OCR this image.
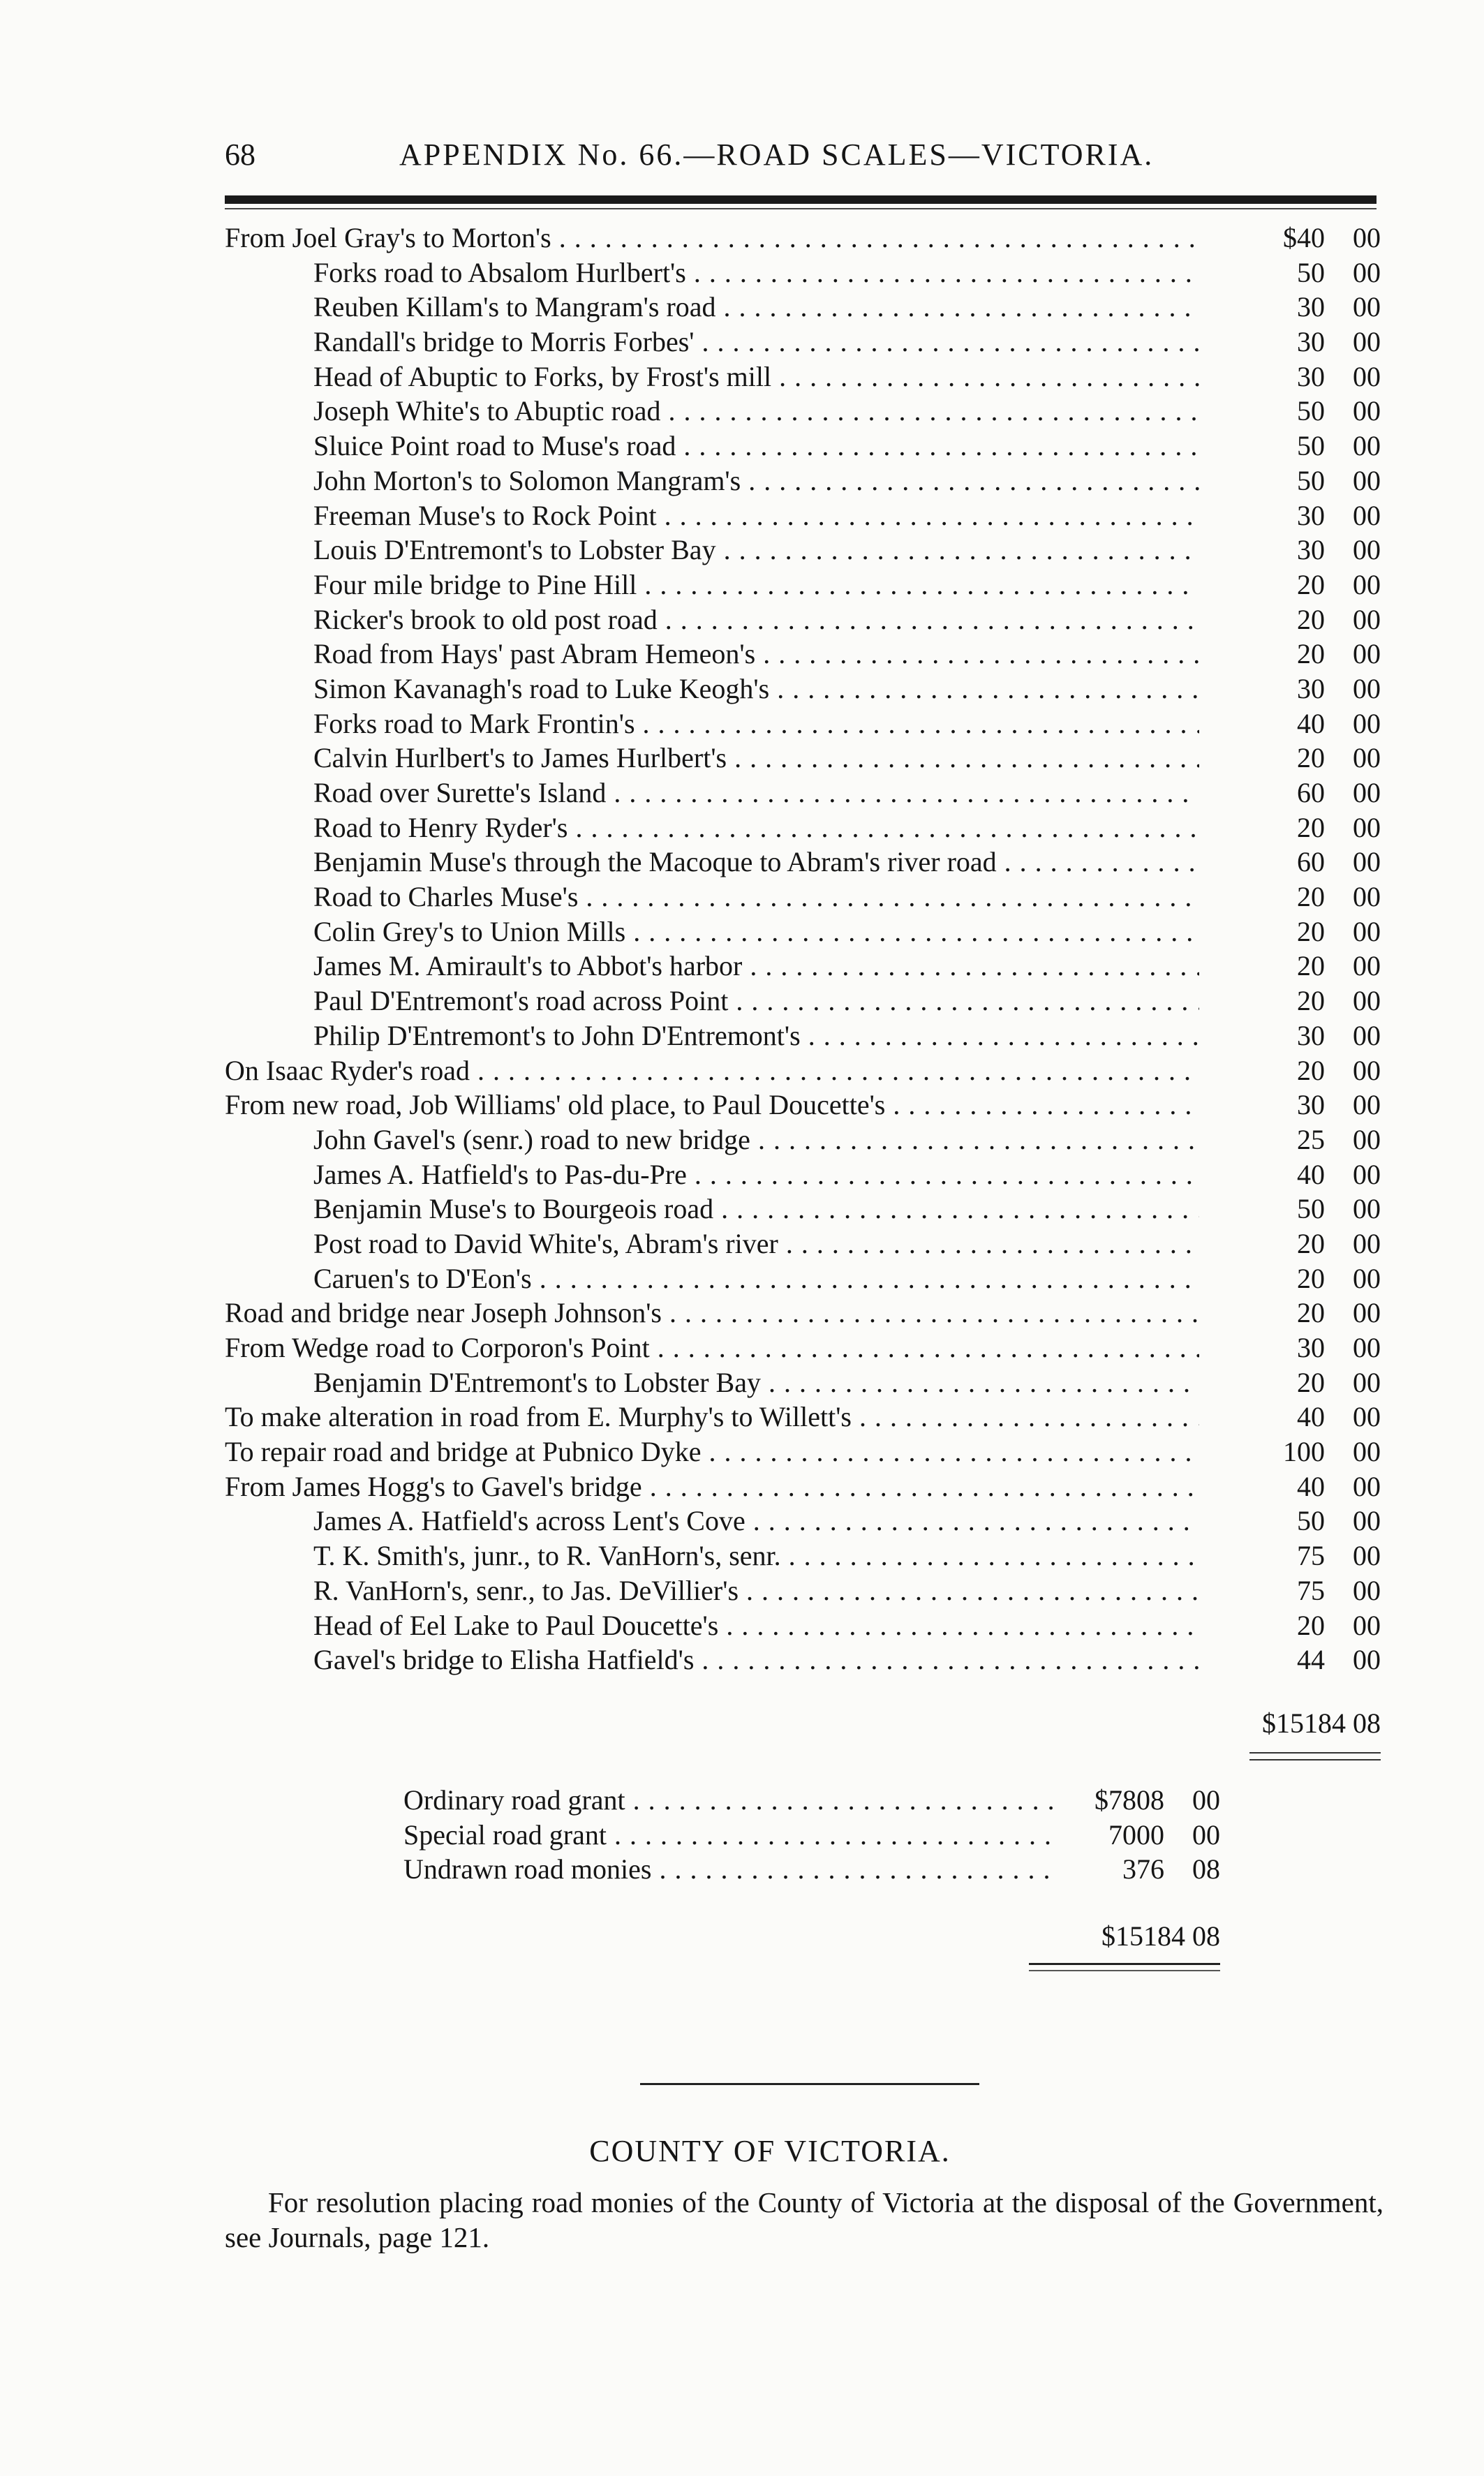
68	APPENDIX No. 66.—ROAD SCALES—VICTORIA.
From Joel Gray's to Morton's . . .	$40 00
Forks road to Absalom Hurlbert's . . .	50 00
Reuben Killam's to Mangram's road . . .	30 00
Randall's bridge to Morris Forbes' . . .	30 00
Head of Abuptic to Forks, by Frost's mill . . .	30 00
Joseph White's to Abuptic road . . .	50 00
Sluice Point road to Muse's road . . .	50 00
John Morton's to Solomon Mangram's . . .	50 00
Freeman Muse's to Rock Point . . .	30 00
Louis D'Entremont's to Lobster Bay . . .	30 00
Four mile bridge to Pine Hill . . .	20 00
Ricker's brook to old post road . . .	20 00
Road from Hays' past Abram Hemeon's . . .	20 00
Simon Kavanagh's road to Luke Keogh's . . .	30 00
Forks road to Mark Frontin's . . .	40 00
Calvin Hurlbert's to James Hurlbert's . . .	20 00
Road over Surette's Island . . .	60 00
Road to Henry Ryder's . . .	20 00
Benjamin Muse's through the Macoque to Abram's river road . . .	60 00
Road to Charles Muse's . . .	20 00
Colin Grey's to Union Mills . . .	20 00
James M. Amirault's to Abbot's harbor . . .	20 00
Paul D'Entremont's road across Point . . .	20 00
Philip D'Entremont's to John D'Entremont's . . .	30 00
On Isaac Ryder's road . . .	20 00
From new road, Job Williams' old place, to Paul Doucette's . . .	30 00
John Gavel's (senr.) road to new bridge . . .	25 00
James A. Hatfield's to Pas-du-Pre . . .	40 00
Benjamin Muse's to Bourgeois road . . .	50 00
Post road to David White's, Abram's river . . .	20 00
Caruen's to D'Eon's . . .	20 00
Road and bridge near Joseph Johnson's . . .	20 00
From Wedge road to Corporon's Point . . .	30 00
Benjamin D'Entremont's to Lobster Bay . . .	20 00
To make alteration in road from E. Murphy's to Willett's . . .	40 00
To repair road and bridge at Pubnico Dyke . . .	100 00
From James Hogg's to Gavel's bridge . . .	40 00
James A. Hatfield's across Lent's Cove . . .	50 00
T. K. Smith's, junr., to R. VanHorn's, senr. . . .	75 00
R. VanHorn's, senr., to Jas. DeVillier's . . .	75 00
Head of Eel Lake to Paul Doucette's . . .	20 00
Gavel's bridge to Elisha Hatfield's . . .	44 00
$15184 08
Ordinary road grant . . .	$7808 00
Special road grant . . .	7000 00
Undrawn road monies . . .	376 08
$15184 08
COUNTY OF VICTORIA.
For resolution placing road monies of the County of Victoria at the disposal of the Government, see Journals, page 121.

________________

**Exercise instructions**: Write out all the entries exactly, except for the pictures.

**Solution**:
OCR this image.
68	APPENDIX No. 66.—ROAD SCALES—VICTORIA.
From Joel Gray's to Morton's . . .	$40 00
Forks road to Absalom Hurlbert's . . .	50 00
Reuben Killam's to Mangram's road . . .	30 00
Randall's bridge to Morris Forbes' . . .	30 00
Head of Abuptic to Forks, by Frost's mill . . .	30 00
Joseph White's to Abuptic road . . .	50 00
Sluice Point road to Muse's road . . .	50 00
John Morton's to Solomon Mangram's . . .	50 00
Freeman Muse's to Rock Point . . .	30 00
Louis D'Entremont's to Lobster Bay . . .	30 00
Four mile bridge to Pine Hill . . .	20 00
Ricker's brook to old post road . . .	20 00
Road from Hays' past Abram Hemeon's . . .	20 00
Simon Kavanagh's road to Luke Keogh's . . .	30 00
Forks road to Mark Frontin's . . .	40 00
Calvin Hurlbert's to James Hurlbert's . . .	20 00
Road over Surette's Island . . .	60 00
Road to Henry Ryder's . . .	20 00
Benjamin Muse's through the Macoque to Abram's river road . . .	60 00
Road to Charles Muse's . . .	20 00
Colin Grey's to Union Mills . . .	20 00
James M. Amirault's to Abbot's harbor . . .	20 00
Paul D'Entremont's road across Point . . .	20 00
Philip D'Entremont's to John D'Entremont's . . .	30 00
On Isaac Ryder's road . . .	20 00
From new road, Job Williams' old place, to Paul Doucette's . . .	30 00
John Gavel's (senr.) road to new bridge . . .	25 00
James A. Hatfield's to Pas-du-Pre . . .	40 00
Benjamin Muse's to Bourgeois road . . .	50 00
Post road to David White's, Abram's river . . .	20 00
Caruen's to D'Eon's . . .	20 00
Road and bridge near Joseph Johnson's . . .	20 00
From Wedge road to Corporon's Point . . .	30 00
Benjamin D'Entremont's to Lobster Bay . . .	20 00
To make alteration in road from E. Murphy's to Willett's . . .	40 00
To repair road and bridge at Pubnico Dyke . . .	100 00
From James Hogg's to Gavel's bridge . . .	40 00
James A. Hatfield's across Lent's Cove . . .	50 00
T. K. Smith's, junr., to R. VanHorn's, senr. . . .	75 00
R. VanHorn's, senr., to Jas. DeVillier's . . .	75 00
Head of Eel Lake to Paul Doucette's . . .	20 00
Gavel's bridge to Elisha Hatfield's . . .	44 00
$15184 08
Ordinary road grant . . .	$7808 00
Special road grant . . .	7000 00
Undrawn road monies . . .	376 08
$15184 08
COUNTY OF VICTORIA.
For resolution placing road monies of the County of Victoria at the disposal of the Government, see Journals, page 121.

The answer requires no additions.